Segment Start: Data excerpts
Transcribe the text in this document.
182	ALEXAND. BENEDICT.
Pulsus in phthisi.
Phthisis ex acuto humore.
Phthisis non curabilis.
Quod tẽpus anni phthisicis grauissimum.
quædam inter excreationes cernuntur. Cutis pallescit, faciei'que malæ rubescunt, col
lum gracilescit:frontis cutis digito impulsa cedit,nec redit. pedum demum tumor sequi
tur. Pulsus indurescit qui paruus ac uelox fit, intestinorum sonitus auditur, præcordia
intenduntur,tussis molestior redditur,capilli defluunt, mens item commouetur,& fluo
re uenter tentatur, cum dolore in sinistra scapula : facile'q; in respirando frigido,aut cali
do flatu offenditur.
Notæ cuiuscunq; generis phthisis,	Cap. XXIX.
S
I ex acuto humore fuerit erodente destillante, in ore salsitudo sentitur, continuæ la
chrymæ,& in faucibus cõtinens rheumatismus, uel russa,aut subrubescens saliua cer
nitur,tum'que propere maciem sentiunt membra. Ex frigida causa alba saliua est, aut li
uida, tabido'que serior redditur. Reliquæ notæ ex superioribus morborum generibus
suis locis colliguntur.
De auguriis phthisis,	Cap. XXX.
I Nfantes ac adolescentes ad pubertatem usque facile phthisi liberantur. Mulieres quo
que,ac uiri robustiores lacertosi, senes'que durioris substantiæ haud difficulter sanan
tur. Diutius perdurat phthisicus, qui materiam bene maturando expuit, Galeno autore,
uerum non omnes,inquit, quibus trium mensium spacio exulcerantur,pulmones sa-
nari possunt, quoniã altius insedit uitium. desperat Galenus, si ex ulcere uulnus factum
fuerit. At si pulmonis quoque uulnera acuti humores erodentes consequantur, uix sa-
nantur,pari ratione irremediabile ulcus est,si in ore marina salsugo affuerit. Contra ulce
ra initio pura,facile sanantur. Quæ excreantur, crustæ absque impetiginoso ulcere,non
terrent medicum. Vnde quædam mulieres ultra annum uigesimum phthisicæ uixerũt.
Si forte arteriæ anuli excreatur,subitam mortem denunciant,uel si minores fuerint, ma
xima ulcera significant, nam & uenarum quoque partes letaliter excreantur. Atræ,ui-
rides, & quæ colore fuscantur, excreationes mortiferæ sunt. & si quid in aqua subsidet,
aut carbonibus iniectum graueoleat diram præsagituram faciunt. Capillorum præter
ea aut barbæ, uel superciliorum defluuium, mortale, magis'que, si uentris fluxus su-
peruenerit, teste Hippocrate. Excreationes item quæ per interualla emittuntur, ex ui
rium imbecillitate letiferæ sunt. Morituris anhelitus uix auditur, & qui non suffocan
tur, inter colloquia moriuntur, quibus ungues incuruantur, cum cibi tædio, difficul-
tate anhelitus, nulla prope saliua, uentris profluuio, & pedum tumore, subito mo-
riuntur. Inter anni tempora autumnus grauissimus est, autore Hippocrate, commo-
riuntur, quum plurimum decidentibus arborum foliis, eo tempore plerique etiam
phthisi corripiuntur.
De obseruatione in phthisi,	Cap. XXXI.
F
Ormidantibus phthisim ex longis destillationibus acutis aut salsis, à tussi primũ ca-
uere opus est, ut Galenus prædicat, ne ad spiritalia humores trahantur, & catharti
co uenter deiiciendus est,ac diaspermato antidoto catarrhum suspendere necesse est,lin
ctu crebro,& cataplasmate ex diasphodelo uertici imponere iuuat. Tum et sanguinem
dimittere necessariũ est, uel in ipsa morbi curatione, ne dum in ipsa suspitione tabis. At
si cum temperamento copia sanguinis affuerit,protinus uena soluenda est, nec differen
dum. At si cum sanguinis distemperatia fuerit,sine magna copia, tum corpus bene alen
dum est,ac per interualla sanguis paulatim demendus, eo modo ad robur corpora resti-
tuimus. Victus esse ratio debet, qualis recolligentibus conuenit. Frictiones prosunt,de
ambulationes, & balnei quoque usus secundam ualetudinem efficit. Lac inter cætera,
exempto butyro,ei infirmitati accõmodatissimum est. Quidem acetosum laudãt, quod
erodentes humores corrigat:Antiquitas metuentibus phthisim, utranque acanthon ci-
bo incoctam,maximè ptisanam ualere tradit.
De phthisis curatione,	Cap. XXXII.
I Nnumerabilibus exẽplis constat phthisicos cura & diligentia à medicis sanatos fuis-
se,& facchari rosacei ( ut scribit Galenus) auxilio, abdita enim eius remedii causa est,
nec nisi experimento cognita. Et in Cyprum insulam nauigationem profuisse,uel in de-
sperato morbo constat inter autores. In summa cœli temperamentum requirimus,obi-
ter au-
Segment End: Data excerpts
• **Problem to solve**
Set down the records above once more, exactly as given.

• **Response to the exercise**
Transcribe the text in this document.
182	ALEXAND. BENEDICT.
Pulsus in phthisi.
Phthisis ex acuto humore.
Phthisis non curabilis.
Quod tẽpus anni phthisicis grauissimum.
quædam inter excreationes cernuntur. Cutis pallescit, faciei'que malæ rubescunt, col
lum gracilescit:frontis cutis digito impulsa cedit,nec redit. pedum demum tumor sequi
tur. Pulsus indurescit qui paruus ac uelox fit, intestinorum sonitus auditur, præcordia
intenduntur,tussis molestior redditur,capilli defluunt, mens item commouetur,& fluo
re uenter tentatur, cum dolore in sinistra scapula : facile'q; in respirando frigido,aut cali
do flatu offenditur.
Notæ cuiuscunq; generis phthisis,	Cap. XXIX.
S
I ex acuto humore fuerit erodente destillante, in ore salsitudo sentitur, continuæ la
chrymæ,& in faucibus cõtinens rheumatismus, uel russa,aut subrubescens saliua cer
nitur,tum'que propere maciem sentiunt membra. Ex frigida causa alba saliua est, aut li
uida, tabido'que serior redditur. Reliquæ notæ ex superioribus morborum generibus
suis locis colliguntur.
De auguriis phthisis,	Cap. XXX.
I Nfantes ac adolescentes ad pubertatem usque facile phthisi liberantur. Mulieres quo
que,ac uiri robustiores lacertosi, senes'que durioris substantiæ haud difficulter sanan
tur. Diutius perdurat phthisicus, qui materiam bene maturando expuit, Galeno autore,
uerum non omnes,inquit, quibus trium mensium spacio exulcerantur,pulmones sa-
nari possunt, quoniã altius insedit uitium. desperat Galenus, si ex ulcere uulnus factum
fuerit. At si pulmonis quoque uulnera acuti humores erodentes consequantur, uix sa-
nantur,pari ratione irremediabile ulcus est,si in ore marina salsugo affuerit. Contra ulce
ra initio pura,facile sanantur. Quæ excreantur, crustæ absque impetiginoso ulcere,non
terrent medicum. Vnde quædam mulieres ultra annum uigesimum phthisicæ uixerũt.
Si forte arteriæ anuli excreatur,subitam mortem denunciant,uel si minores fuerint, ma
xima ulcera significant, nam & uenarum quoque partes letaliter excreantur. Atræ,ui-
rides, & quæ colore fuscantur, excreationes mortiferæ sunt. & si quid in aqua subsidet,
aut carbonibus iniectum graueoleat diram præsagituram faciunt. Capillorum præter
ea aut barbæ, uel superciliorum defluuium, mortale, magis'que, si uentris fluxus su-
peruenerit, teste Hippocrate. Excreationes item quæ per interualla emittuntur, ex ui
rium imbecillitate letiferæ sunt. Morituris anhelitus uix auditur, & qui non suffocan
tur, inter colloquia moriuntur, quibus ungues incuruantur, cum cibi tædio, difficul-
tate anhelitus, nulla prope saliua, uentris profluuio, & pedum tumore, subito mo-
riuntur. Inter anni tempora autumnus grauissimus est, autore Hippocrate, commo-
riuntur, quum plurimum decidentibus arborum foliis, eo tempore plerique etiam
phthisi corripiuntur.
De obseruatione in phthisi,	Cap. XXXI.
F
Ormidantibus phthisim ex longis destillationibus acutis aut salsis, à tussi primũ ca-
uere opus est, ut Galenus prædicat, ne ad spiritalia humores trahantur, & catharti
co uenter deiiciendus est,ac diaspermato antidoto catarrhum suspendere necesse est,lin
ctu crebro,& cataplasmate ex diasphodelo uertici imponere iuuat. Tum et sanguinem
dimittere necessariũ est, uel in ipsa morbi curatione, ne dum in ipsa suspitione tabis. At
si cum temperamento copia sanguinis affuerit,protinus uena soluenda est, nec differen
dum. At si cum sanguinis distemperatia fuerit,sine magna copia, tum corpus bene alen
dum est,ac per interualla sanguis paulatim demendus, eo modo ad robur corpora resti-
tuimus. Victus esse ratio debet, qualis recolligentibus conuenit. Frictiones prosunt,de
ambulationes, & balnei quoque usus secundam ualetudinem efficit. Lac inter cætera,
exempto butyro,ei infirmitati accõmodatissimum est. Quidem acetosum laudãt, quod
erodentes humores corrigat:Antiquitas metuentibus phthisim, utranque acanthon ci-
bo incoctam,maximè ptisanam ualere tradit.
De phthisis curatione,	Cap. XXXII.
I Nnumerabilibus exẽplis constat phthisicos cura & diligentia à medicis sanatos fuis-
se,& facchari rosacei ( ut scribit Galenus) auxilio, abdita enim eius remedii causa est,
nec nisi experimento cognita. Et in Cyprum insulam nauigationem profuisse,uel in de-
sperato morbo constat inter autores. In summa cœli temperamentum requirimus,obi-
ter au-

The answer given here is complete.